### Problem description:
Output the passage on Internet cooperation and openness from "As the Internet" to "peer-to-peer communication models.", copied word for word.

The problem is not only theoretical, it is also quite practical. As protocols have been built in the past few years by companies with commercial demands, there has been growing concern that unfriendly protocols will begin to hurt the Internet.

An early example was a feature added by Netscape to their browser—the ability to download several files at the same time. The Netscape engineers discovered that if you downloaded embedded images in parallel, rather than one at a time, the whole page would load faster and users would be happier. But there was a question: was this usage of bandwidth fair? Not only does it tax the server to have to send out more images simultaneously, but it creates more TCP channels and sidesteps TCP’s congestion algorithms. There was some controversy about this feature when Netscape first introduced it, a debate quelled only after Netscape released the client and people discovered in practice that the parallel download strategy did not unduly harm the Internet. Today this technique is standard in all browsers and goes unquestioned. The questions have reemerged at the new frontier of "download accelerator” programs that download different chunks of the same file simultaneously, again threatening to upset the delicate management of Internet congestion.

A more troubling concern about congestion management is the growth of bandwidth-hungry streaming broadband media. Typical streaming media applications do not use TCP, instead favoring custom UDP-based protocols with their own congestion control and failure handling strategies. Many of these protocols are proprietary; network engineers do not even have access to their implementations to examine if they are TCP-friendly. So far there has been no major problem. The streaming media vendors seem to be playing by the rules, and all is well. But fundamentally the system is brittle, and either through a mistake or through greed the Internet’s current delicate cooperation could be toppled.

What do spam and the TCP rate algorithm have in common? They both demonstrate that the proper operation of the Internet is fragile and requires the cooperation of everyone involved. In the case of TCP, the system has mostly worked and the network has been preserved. In the case of spam, however, the battle has been lost and unsocial behavior is with us forever. The lesson for peer-to-peer system designers is to consider the issue of polite behavior up front. Either we must design systems that do not require cooperation to function correctly, or we must create incentives for cooperation by rewarding proper behavior or auditing usage so that misbehavior can be punished.

Firewalls, dynamic IP, NAT: The end of the open network

At the same time that the cooperative nature of the Internet was being threatened, network administrators implemented a variety of management measures that resulted in the Internet being a much less open network. In the early days of the Internet, all hosts were equal participants. The network was symmetric—if a host could reach the Net, everyone on the Net could reach that host. Every computer could equally be a client and a server. This capability began to erode in the mid-1990s with the deployment of firewalls, the rise of dynamic IP addresses, and the popularity of Network Address Translation (NAT).

As the Internet matured there came a need to secure the network, to protect individual hosts from unlimited access. By default, any host that can access the Internet can also be accessed on the Internet. Since average users could not handle the security risks that resulted from a symmetric design, network managers turned to firewalls as a tool to control access to their machines.

Firewalls stand at the gateway between the internal network and the Internet outside. They filter packets, choosing which traffic to let through and which to deny. A firewall changes the fundamental Internet model: some parts of the network cannot fully talk to other parts. Firewalls are a very useful security tool, but they pose a serious obstacle to peer-to-peer communication models.

### Data supplied:
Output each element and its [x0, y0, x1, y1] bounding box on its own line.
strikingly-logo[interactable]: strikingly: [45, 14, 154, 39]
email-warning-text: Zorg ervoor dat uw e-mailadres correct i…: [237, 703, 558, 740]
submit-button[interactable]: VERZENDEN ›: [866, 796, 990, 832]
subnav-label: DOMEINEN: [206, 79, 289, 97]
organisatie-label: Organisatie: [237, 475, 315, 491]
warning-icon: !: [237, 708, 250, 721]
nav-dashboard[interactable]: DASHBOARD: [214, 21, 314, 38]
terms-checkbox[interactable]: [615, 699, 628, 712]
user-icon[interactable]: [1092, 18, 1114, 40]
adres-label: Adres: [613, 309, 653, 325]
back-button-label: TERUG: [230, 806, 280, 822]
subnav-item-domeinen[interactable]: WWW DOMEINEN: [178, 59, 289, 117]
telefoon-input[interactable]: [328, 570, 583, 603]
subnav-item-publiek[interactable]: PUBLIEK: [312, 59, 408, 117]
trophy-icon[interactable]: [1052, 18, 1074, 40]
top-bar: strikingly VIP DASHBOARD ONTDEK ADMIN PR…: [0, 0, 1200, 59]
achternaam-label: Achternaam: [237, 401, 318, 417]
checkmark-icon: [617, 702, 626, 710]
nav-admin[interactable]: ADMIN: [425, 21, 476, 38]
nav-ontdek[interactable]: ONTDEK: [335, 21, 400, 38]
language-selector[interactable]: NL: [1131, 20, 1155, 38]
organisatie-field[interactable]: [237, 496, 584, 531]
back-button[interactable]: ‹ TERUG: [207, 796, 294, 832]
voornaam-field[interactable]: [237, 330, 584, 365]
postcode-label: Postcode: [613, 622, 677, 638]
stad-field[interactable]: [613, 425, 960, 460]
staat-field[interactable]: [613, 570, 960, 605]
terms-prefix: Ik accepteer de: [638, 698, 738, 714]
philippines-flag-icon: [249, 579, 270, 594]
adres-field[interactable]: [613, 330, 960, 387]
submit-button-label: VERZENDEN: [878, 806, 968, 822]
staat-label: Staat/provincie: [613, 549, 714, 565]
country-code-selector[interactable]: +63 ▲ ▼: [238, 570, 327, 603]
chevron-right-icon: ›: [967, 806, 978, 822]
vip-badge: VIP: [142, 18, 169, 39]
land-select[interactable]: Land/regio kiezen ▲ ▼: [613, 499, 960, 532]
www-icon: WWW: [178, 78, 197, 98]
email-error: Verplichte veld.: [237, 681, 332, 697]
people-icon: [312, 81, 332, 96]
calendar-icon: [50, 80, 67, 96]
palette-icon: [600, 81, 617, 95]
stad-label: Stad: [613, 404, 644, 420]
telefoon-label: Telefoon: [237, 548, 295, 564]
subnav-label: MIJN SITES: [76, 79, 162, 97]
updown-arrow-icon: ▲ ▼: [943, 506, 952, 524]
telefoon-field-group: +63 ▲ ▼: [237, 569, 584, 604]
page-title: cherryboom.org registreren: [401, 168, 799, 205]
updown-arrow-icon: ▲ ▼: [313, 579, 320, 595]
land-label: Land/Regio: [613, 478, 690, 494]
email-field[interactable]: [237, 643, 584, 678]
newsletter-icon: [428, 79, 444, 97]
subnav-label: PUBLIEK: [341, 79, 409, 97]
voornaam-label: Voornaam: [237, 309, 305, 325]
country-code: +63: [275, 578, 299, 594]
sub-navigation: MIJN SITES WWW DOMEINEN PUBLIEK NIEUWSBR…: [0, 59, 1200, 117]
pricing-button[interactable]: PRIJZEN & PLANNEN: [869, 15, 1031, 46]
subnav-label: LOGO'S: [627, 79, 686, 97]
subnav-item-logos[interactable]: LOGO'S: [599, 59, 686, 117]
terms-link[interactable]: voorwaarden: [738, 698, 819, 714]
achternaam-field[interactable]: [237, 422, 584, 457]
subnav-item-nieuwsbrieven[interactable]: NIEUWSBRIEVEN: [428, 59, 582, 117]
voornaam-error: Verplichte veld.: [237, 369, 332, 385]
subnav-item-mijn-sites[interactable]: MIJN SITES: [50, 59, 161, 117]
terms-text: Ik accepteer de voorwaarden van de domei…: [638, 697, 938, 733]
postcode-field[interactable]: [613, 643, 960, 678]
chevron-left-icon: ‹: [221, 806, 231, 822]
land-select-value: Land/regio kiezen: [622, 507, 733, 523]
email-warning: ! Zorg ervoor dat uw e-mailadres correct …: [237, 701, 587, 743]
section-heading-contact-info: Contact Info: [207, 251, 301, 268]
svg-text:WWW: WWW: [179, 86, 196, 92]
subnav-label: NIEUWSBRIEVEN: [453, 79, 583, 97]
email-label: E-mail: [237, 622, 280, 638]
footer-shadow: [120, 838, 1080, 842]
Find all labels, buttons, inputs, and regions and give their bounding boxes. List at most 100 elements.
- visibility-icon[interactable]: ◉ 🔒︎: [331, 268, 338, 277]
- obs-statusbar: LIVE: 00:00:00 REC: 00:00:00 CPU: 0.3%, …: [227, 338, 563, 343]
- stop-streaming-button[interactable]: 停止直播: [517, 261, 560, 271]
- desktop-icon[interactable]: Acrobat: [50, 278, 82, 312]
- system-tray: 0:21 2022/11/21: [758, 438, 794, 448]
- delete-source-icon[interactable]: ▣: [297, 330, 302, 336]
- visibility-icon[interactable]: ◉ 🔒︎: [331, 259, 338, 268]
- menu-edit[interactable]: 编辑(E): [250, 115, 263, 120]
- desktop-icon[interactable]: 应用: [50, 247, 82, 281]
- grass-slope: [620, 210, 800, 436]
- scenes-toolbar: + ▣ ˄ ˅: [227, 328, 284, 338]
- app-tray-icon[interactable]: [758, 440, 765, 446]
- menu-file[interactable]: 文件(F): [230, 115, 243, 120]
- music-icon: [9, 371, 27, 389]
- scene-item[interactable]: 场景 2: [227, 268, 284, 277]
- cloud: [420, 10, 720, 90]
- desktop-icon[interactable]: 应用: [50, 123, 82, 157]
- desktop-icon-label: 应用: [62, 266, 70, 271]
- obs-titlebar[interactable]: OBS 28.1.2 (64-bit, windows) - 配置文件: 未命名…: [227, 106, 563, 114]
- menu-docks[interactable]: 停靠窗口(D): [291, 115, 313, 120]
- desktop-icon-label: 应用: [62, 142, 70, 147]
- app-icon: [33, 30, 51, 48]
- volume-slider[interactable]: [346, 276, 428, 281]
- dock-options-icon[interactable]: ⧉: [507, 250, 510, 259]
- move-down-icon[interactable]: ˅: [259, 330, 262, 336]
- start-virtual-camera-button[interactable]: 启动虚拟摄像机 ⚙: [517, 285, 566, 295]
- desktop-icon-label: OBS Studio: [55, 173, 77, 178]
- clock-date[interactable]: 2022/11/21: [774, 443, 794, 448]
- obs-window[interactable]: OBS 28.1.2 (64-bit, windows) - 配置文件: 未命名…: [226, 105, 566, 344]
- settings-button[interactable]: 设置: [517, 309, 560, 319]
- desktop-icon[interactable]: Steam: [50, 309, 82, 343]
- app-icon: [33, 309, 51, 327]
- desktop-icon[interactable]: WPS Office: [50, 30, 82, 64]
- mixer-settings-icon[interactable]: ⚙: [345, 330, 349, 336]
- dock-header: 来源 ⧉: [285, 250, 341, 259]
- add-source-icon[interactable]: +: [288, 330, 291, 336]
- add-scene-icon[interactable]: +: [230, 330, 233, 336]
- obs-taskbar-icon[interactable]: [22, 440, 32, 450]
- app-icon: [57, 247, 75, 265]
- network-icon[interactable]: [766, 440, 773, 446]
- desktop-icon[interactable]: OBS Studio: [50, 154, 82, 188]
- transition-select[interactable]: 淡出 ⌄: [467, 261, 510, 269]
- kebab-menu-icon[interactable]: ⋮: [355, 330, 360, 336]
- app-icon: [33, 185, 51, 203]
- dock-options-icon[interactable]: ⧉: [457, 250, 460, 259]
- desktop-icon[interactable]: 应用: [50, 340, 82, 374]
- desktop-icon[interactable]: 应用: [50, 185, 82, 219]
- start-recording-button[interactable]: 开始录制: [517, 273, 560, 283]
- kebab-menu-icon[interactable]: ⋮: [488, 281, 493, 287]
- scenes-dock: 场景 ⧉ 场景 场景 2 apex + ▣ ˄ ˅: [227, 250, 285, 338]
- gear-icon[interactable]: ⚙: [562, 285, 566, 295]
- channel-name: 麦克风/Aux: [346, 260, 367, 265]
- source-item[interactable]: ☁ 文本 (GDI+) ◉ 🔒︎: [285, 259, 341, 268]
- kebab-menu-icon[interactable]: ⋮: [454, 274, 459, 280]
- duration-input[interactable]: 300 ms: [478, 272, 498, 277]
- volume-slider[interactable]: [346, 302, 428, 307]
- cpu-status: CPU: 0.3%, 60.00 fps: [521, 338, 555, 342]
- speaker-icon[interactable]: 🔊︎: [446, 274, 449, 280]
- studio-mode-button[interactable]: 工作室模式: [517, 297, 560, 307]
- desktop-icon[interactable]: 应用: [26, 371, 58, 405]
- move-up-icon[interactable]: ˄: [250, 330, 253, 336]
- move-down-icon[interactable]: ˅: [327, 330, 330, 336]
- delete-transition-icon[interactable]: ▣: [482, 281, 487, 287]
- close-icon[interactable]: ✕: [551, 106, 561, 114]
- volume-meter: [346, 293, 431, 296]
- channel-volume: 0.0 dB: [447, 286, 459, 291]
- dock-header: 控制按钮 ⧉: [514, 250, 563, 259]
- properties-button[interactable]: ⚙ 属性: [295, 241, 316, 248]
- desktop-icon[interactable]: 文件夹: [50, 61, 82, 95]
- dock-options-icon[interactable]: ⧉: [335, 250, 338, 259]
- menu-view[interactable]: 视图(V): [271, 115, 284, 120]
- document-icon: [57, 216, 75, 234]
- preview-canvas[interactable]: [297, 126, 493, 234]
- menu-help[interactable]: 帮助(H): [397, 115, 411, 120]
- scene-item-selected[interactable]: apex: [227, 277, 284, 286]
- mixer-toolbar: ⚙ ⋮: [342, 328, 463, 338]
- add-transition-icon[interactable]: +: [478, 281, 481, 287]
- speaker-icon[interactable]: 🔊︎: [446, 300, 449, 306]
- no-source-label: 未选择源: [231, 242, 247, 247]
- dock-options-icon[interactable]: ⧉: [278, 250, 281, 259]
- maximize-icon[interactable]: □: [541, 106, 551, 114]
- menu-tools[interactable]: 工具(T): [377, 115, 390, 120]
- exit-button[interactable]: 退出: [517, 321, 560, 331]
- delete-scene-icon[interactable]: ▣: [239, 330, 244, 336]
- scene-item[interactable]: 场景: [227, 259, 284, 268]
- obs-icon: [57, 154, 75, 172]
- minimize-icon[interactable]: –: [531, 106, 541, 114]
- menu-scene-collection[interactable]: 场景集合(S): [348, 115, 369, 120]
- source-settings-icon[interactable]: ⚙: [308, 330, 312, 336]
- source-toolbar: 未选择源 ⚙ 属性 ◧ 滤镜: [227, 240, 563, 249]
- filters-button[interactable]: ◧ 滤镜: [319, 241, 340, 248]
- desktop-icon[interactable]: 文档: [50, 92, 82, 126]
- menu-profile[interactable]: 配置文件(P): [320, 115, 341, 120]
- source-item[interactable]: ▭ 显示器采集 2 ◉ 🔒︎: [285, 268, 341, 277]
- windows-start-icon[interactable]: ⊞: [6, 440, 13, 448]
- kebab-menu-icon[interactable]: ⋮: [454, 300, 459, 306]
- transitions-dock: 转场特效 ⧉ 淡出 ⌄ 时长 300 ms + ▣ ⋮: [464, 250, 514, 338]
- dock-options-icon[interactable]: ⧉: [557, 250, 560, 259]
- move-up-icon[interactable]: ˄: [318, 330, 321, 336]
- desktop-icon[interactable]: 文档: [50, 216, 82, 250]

### The response:
As the Internet matured there came a need to secure the network, to protect individual hosts from unlimited access. By default, any host that can access the Internet can also be accessed on the Internet. Since average users could not handle the security risks that resulted from a symmetric design, network managers turned to firewalls as a tool to control access to their machines.

Firewalls stand at the gateway between the internal network and the Internet outside. They filter packets, choosing which traffic to let through and which to deny. A firewall changes the fundamental Internet model: some parts of the network cannot fully talk to other parts. Firewalls are a very useful security tool, but they pose a serious obstacle to peer-to-peer communication models.